> Goal: Pull out all lines from the listing below in which the word "status" appears.

--- Material provided ---

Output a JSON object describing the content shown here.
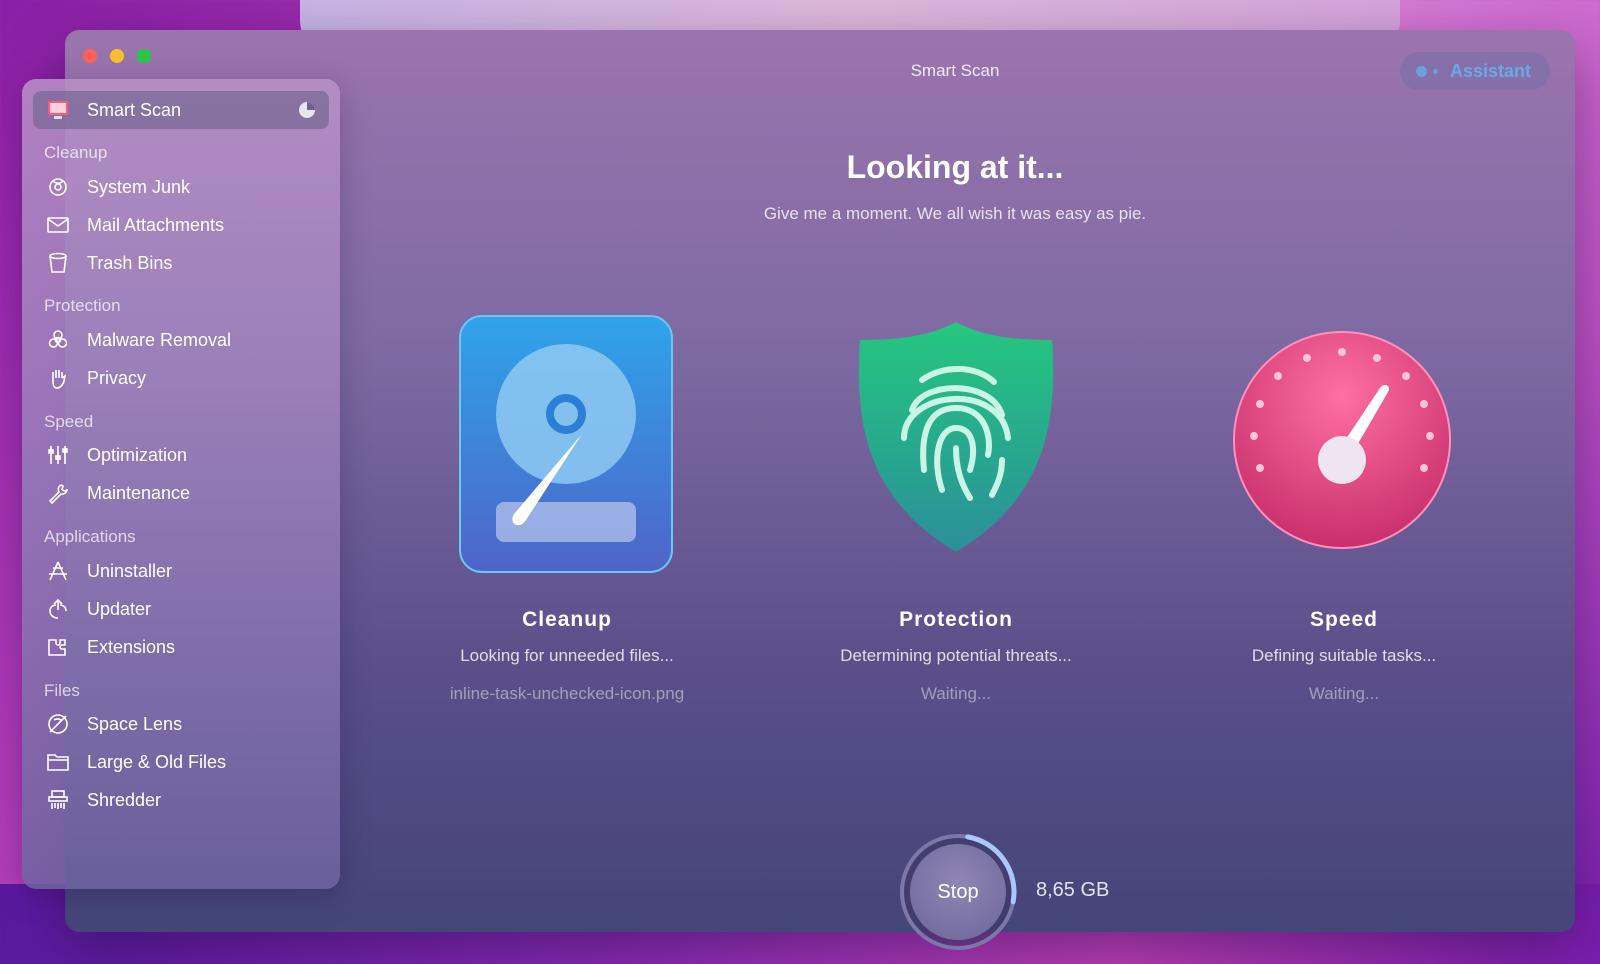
{
  "window": {
    "title": "Smart Scan",
    "assistant_label": "Assistant"
  },
  "sidebar": {
    "active": {
      "label": "Smart Scan",
      "icon": "smart-scan-icon"
    },
    "sections": [
      {
        "title": "Cleanup",
        "items": [
          {
            "label": "System Junk",
            "icon": "system-junk-icon"
          },
          {
            "label": "Mail Attachments",
            "icon": "mail-icon"
          },
          {
            "label": "Trash Bins",
            "icon": "trash-icon"
          }
        ]
      },
      {
        "title": "Protection",
        "items": [
          {
            "label": "Malware Removal",
            "icon": "biohazard-icon"
          },
          {
            "label": "Privacy",
            "icon": "hand-icon"
          }
        ]
      },
      {
        "title": "Speed",
        "items": [
          {
            "label": "Optimization",
            "icon": "sliders-icon"
          },
          {
            "label": "Maintenance",
            "icon": "wrench-icon"
          }
        ]
      },
      {
        "title": "Applications",
        "items": [
          {
            "label": "Uninstaller",
            "icon": "uninstaller-icon"
          },
          {
            "label": "Updater",
            "icon": "updater-icon"
          },
          {
            "label": "Extensions",
            "icon": "extensions-icon"
          }
        ]
      },
      {
        "title": "Files",
        "items": [
          {
            "label": "Space Lens",
            "icon": "space-lens-icon"
          },
          {
            "label": "Large & Old Files",
            "icon": "folder-icon"
          },
          {
            "label": "Shredder",
            "icon": "shredder-icon"
          }
        ]
      }
    ]
  },
  "main": {
    "headline": "Looking at it...",
    "subline": "Give me a moment. We all wish it was easy as pie.",
    "modules": [
      {
        "name": "Cleanup",
        "status": "Looking for unneeded files...",
        "sub": "inline-task-unchecked-icon.png",
        "icon": "hard-drive-icon"
      },
      {
        "name": "Protection",
        "status": "Determining potential threats...",
        "sub": "Waiting...",
        "icon": "fingerprint-shield-icon"
      },
      {
        "name": "Speed",
        "status": "Defining suitable tasks...",
        "sub": "Waiting...",
        "icon": "speedometer-icon"
      }
    ],
    "stop_label": "Stop",
    "scanned_size": "8,65 GB",
    "scan_progress": 0.25
  },
  "colors": {
    "accent_blue": "#6aa9e6",
    "cleanup_blue": "#3d8fe0",
    "protection_green": "#1fb383",
    "speed_pink": "#e0417f"
  }
}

---

> Full response:
        "status": "Looking for unneeded files...",
        "status": "Determining potential threats...",
        "status": "Defining suitable tasks...",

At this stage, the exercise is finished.